AIM ▸ Determine how many lines below hold the string "freecodecamp". Reply with the number alone.

DATA ENTRIES ▸
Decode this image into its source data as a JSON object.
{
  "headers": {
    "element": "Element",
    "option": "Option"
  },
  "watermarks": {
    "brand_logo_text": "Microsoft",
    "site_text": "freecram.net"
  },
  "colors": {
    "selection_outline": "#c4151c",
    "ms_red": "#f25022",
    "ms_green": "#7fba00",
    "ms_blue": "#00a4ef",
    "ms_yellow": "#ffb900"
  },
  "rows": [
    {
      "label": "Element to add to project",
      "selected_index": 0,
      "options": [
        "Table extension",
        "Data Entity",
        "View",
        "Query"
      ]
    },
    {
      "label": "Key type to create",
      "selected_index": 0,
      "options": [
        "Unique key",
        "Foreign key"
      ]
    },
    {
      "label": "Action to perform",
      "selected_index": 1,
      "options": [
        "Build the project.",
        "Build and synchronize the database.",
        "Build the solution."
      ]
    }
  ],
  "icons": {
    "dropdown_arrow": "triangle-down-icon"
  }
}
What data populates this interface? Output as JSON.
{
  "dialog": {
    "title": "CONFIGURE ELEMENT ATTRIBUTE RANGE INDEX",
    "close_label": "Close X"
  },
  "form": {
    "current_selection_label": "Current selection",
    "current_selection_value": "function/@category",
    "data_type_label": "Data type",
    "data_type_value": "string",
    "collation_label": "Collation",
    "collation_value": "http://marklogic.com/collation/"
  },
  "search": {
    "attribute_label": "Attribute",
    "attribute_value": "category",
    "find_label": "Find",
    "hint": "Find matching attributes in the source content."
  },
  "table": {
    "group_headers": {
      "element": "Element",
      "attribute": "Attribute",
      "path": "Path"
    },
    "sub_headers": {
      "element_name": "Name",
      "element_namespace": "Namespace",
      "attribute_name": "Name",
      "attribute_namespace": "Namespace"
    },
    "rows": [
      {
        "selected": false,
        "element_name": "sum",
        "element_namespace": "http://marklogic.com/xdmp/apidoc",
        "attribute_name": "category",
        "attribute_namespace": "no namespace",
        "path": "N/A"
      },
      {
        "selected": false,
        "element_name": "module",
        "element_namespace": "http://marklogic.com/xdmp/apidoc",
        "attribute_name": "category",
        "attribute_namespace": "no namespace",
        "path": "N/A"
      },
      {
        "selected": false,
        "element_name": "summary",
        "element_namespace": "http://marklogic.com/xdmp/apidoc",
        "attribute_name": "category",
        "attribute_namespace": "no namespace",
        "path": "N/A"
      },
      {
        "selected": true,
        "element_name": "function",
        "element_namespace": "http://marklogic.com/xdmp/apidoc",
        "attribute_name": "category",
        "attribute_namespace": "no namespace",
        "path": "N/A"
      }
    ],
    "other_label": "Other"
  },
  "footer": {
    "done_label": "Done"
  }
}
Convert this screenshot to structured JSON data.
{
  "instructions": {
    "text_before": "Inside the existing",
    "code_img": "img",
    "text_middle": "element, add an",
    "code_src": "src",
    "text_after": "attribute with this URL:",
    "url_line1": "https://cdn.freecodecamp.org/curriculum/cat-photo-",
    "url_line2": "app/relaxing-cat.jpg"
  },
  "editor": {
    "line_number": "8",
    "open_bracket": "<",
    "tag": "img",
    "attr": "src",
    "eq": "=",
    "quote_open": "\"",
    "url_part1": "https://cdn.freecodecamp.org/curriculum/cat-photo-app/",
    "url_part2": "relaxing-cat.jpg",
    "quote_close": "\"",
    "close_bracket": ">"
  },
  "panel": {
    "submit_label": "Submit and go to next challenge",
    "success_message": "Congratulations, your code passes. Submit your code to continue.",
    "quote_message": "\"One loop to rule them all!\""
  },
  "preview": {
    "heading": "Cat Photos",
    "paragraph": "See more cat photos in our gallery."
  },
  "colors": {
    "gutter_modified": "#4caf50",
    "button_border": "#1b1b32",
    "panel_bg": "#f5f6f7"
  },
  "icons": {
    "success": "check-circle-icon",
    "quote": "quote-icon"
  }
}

ANSWER ▸ 2